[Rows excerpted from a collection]

******

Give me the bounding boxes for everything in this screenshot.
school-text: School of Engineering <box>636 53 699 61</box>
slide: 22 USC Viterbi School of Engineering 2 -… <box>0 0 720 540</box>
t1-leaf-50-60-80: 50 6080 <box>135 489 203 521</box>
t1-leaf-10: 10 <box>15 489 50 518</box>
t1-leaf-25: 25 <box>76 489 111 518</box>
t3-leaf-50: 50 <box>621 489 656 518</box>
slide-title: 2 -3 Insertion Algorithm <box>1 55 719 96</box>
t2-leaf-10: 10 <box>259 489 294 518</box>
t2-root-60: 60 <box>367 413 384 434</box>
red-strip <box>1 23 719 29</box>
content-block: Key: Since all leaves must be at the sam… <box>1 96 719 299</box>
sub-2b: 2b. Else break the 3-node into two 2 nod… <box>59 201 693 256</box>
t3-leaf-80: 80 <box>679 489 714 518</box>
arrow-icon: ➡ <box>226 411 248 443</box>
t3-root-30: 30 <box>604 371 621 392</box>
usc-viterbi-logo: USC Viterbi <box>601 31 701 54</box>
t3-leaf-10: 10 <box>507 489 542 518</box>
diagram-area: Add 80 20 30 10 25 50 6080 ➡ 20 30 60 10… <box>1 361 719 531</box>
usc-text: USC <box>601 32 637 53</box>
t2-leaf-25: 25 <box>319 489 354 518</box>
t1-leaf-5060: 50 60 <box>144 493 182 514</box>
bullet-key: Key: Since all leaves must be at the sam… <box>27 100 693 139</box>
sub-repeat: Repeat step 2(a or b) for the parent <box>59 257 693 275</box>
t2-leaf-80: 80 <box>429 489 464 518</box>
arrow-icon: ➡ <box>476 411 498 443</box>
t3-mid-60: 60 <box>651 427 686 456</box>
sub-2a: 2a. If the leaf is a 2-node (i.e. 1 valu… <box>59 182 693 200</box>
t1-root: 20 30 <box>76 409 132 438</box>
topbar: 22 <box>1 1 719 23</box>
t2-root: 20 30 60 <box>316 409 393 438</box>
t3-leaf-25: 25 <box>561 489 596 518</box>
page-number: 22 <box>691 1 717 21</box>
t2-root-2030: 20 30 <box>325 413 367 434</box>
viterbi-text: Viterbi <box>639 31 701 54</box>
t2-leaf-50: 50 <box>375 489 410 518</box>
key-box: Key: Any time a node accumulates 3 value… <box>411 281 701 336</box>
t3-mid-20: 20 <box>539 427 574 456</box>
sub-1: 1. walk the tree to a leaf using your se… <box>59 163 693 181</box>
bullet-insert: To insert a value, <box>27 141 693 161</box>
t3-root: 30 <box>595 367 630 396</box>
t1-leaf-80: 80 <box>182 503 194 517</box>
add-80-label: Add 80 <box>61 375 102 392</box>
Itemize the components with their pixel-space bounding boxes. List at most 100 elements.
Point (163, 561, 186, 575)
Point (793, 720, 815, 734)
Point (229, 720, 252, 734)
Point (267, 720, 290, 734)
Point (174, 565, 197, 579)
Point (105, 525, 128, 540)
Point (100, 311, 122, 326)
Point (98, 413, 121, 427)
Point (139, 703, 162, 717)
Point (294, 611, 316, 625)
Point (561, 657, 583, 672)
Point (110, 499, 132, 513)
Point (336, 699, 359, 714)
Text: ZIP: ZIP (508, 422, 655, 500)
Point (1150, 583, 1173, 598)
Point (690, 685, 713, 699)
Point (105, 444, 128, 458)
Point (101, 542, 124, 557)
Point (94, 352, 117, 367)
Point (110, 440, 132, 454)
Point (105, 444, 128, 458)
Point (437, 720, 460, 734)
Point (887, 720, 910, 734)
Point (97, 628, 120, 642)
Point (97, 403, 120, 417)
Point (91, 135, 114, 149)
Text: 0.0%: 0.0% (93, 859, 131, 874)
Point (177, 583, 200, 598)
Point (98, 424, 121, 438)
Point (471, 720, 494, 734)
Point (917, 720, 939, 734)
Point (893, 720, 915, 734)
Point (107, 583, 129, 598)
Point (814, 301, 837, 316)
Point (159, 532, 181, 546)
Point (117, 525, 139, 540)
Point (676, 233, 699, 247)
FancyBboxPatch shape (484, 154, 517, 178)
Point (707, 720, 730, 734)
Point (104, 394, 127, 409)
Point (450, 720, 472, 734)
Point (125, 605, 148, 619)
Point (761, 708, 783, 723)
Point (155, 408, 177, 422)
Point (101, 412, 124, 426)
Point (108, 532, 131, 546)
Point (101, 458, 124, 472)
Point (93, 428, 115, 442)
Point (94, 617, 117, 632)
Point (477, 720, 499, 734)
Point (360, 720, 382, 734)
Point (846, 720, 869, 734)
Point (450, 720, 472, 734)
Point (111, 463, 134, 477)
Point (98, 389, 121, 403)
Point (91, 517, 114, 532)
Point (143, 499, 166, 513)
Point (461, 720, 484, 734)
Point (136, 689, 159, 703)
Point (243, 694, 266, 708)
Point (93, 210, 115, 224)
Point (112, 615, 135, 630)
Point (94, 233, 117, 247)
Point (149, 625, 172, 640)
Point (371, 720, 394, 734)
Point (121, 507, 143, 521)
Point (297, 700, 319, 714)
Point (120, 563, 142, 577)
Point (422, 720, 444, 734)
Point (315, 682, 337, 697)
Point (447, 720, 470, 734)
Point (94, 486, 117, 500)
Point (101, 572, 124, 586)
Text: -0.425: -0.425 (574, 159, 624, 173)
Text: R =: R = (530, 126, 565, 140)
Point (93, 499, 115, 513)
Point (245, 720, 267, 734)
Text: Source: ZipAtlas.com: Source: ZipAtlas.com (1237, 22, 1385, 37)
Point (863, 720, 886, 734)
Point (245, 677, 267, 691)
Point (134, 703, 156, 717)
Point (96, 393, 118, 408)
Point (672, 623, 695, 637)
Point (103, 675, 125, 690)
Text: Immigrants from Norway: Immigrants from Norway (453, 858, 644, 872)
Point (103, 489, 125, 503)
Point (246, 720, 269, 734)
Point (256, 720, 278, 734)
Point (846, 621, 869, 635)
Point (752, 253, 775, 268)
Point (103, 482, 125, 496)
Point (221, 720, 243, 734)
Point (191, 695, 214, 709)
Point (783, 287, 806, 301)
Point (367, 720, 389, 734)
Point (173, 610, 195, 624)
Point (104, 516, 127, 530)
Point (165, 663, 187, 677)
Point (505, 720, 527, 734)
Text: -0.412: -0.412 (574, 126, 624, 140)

******

= What you will do =
Arrange every line of the rows above as a Markdown table with the columns "No." and "Line", numbering each line in order and leaving out blank lines.

= The response =
| No. | Line |
|---|---|
| 1 | Give me the bounding boxes for everything in this screenshot. |
| 2 | school-text: School of Engineering <box>636 53 699 61</box> |
| 3 | slide: 22 USC Viterbi School of Engineering 2 -… <box>0 0 720 540</box> |
| 4 | t1-leaf-50-60-80: 50 6080 <box>135 489 203 521</box> |
| 5 | t1-leaf-10: 10 <box>15 489 50 518</box> |
| 6 | t1-leaf-25: 25 <box>76 489 111 518</box> |
| 7 | t3-leaf-50: 50 <box>621 489 656 518</box> |
| 8 | slide-title: 2 -3 Insertion Algorithm <box>1 55 719 96</box> |
| 9 | t2-leaf-10: 10 <box>259 489 294 518</box> |
| 10 | t2-root-60: 60 <box>367 413 384 434</box> |
| 11 | red-strip <box>1 23 719 29</box> |
| 12 | content-block: Key: Since all leaves must be at the sam… <box>1 96 719 299</box> |
| 13 | sub-2b: 2b. Else break the 3-node into two 2 nod… <box>59 201 693 256</box> |
| 14 | t3-leaf-80: 80 <box>679 489 714 518</box> |
| 15 | arrow-icon: ➡ <box>226 411 248 443</box> |
| 16 | t3-root-30: 30 <box>604 371 621 392</box> |
| 17 | usc-viterbi-logo: USC Viterbi <box>601 31 701 54</box> |
| 18 | t3-leaf-10: 10 <box>507 489 542 518</box> |
| 19 | diagram-area: Add 80 20 30 10 25 50 6080 ➡ 20 30 60 10… <box>1 361 719 531</box> |
| 20 | usc-text: USC <box>601 32 637 53</box> |
| 21 | t2-leaf-25: 25 <box>319 489 354 518</box> |
| 22 | t1-leaf-5060: 50 60 <box>144 493 182 514</box> |
| 23 | bullet-key: Key: Since all leaves must be at the sam… <box>27 100 693 139</box> |
| 24 | sub-repeat: Repeat step 2(a or b) for the parent <box>59 257 693 275</box> |
| 25 | t2-leaf-80: 80 <box>429 489 464 518</box> |
| 26 | arrow-icon: ➡ <box>476 411 498 443</box> |
| 27 | t3-mid-60: 60 <box>651 427 686 456</box> |
| 28 | sub-2a: 2a. If the leaf is a 2-node (i.e. 1 valu… <box>59 182 693 200</box> |
| 29 | t1-root: 20 30 <box>76 409 132 438</box> |
| 30 | topbar: 22 <box>1 1 719 23</box> |
| 31 | t2-root: 20 30 60 <box>316 409 393 438</box> |
| 32 | t3-leaf-25: 25 <box>561 489 596 518</box> |
| 33 | page-number: 22 <box>691 1 717 21</box> |
| 34 | t2-root-2030: 20 30 <box>325 413 367 434</box> |
| 35 | viterbi-text: Viterbi <box>639 31 701 54</box> |
| 36 | t2-leaf-50: 50 <box>375 489 410 518</box> |
| 37 | key-box: Key: Any time a node accumulates 3 value… <box>411 281 701 336</box> |
| 38 | t3-mid-20: 20 <box>539 427 574 456</box> |
| 39 | sub-1: 1. walk the tree to a leaf using your se… <box>59 163 693 181</box> |
| 40 | bullet-insert: To insert a value, <box>27 141 693 161</box> |
| 41 | t3-root: 30 <box>595 367 630 396</box> |
| 42 | t1-leaf-80: 80 <box>182 503 194 517</box> |
| 43 | add-80-label: Add 80 <box>61 375 102 392</box> |
| 44 | Itemize the components with their pixel-space bounding boxes. List at most 100 elements. |
| 45 | Point (163, 561, 186, 575) |
| 46 | Point (793, 720, 815, 734) |
| 47 | Point (229, 720, 252, 734) |
| 48 | Point (267, 720, 290, 734) |
| 49 | Point (174, 565, 197, 579) |
| 50 | Point (105, 525, 128, 540) |
| 51 | Point (100, 311, 122, 326) |
| 52 | Point (98, 413, 121, 427) |
| 53 | Point (139, 703, 162, 717) |
| 54 | Point (294, 611, 316, 625) |
| 55 | Point (561, 657, 583, 672) |
| 56 | Point (110, 499, 132, 513) |
| 57 | Point (336, 699, 359, 714) |
| 58 | Text: ZIP: ZIP (508, 422, 655, 500) |
| 59 | Point (1150, 583, 1173, 598) |
| 60 | Point (690, 685, 713, 699) |
| 61 | Point (105, 444, 128, 458) |
| 62 | Point (101, 542, 124, 557) |
| 63 | Point (94, 352, 117, 367) |
| 64 | Point (110, 440, 132, 454) |
| 65 | Point (105, 444, 128, 458) |
| 66 | Point (437, 720, 460, 734) |
| 67 | Point (887, 720, 910, 734) |
| 68 | Point (97, 628, 120, 642) |
| 69 | Point (97, 403, 120, 417) |
| 70 | Point (91, 135, 114, 149) |
| 71 | Text: 0.0%: 0.0% (93, 859, 131, 874) |
| 72 | Point (177, 583, 200, 598) |
| 73 | Point (98, 424, 121, 438) |
| 74 | Point (471, 720, 494, 734) |
| 75 | Point (917, 720, 939, 734) |
| 76 | Point (893, 720, 915, 734) |
| 77 | Point (107, 583, 129, 598) |
| 78 | Point (814, 301, 837, 316) |
| 79 | Point (159, 532, 181, 546) |
| 80 | Point (117, 525, 139, 540) |
| 81 | Point (676, 233, 699, 247) |
| 82 | FancyBboxPatch shape (484, 154, 517, 178) |
| 83 | Point (707, 720, 730, 734) |
| 84 | Point (104, 394, 127, 409) |
| 85 | Point (450, 720, 472, 734) |
| 86 | Point (125, 605, 148, 619) |
| 87 | Point (761, 708, 783, 723) |
| 88 | Point (155, 408, 177, 422) |
| 89 | Point (101, 412, 124, 426) |
| 90 | Point (108, 532, 131, 546) |
| 91 | Point (101, 458, 124, 472) |
| 92 | Point (93, 428, 115, 442) |
| 93 | Point (94, 617, 117, 632) |
| 94 | Point (477, 720, 499, 734) |
| 95 | Point (360, 720, 382, 734) |
| 96 | Point (846, 720, 869, 734) |
| 97 | Point (450, 720, 472, 734) |
| 98 | Point (111, 463, 134, 477) |
| 99 | Point (98, 389, 121, 403) |
| 100 | Point (91, 517, 114, 532) |
| 101 | Point (143, 499, 166, 513) |
| 102 | Point (461, 720, 484, 734) |
| 103 | Point (136, 689, 159, 703) |
| 104 | Point (243, 694, 266, 708) |
| 105 | Point (93, 210, 115, 224) |
| 106 | Point (112, 615, 135, 630) |
| 107 | Point (94, 233, 117, 247) |
| 108 | Point (149, 625, 172, 640) |
| 109 | Point (371, 720, 394, 734) |
| 110 | Point (121, 507, 143, 521) |
| 111 | Point (297, 700, 319, 714) |
| 112 | Point (120, 563, 142, 577) |
| 113 | Point (422, 720, 444, 734) |
| 114 | Point (315, 682, 337, 697) |
| 115 | Point (447, 720, 470, 734) |
| 116 | Point (94, 486, 117, 500) |
| 117 | Point (101, 572, 124, 586) |
| 118 | Text: -0.425: -0.425 (574, 159, 624, 173) |
| 119 | Text: R =: R = (530, 126, 565, 140) |
| 120 | Point (93, 499, 115, 513) |
| 121 | Point (245, 720, 267, 734) |
| 122 | Text: Source: ZipAtlas.com: Source: ZipAtlas.com (1237, 22, 1385, 37) |
| 123 | Point (863, 720, 886, 734) |
| 124 | Point (245, 677, 267, 691) |
| 125 | Point (134, 703, 156, 717) |
| 126 | Point (96, 393, 118, 408) |
| 127 | Point (672, 623, 695, 637) |
| 128 | Point (103, 675, 125, 690) |
| 129 | Text: Immigrants from Norway: Immigrants from Norway (453, 858, 644, 872) |
| 130 | Point (103, 489, 125, 503) |
| 131 | Point (246, 720, 269, 734) |
| 132 | Point (256, 720, 278, 734) |
| 133 | Point (846, 621, 869, 635) |
| 134 | Point (752, 253, 775, 268) |
| 135 | Point (103, 482, 125, 496) |
| 136 | Point (221, 720, 243, 734) |
| 137 | Point (191, 695, 214, 709) |
| 138 | Point (783, 287, 806, 301) |
| 139 | Point (367, 720, 389, 734) |
| 140 | Point (173, 610, 195, 624) |
| 141 | Point (104, 516, 127, 530) |
| 142 | Point (165, 663, 187, 677) |
| 143 | Point (505, 720, 527, 734) |
| 144 | Text: -0.412: -0.412 (574, 126, 624, 140) |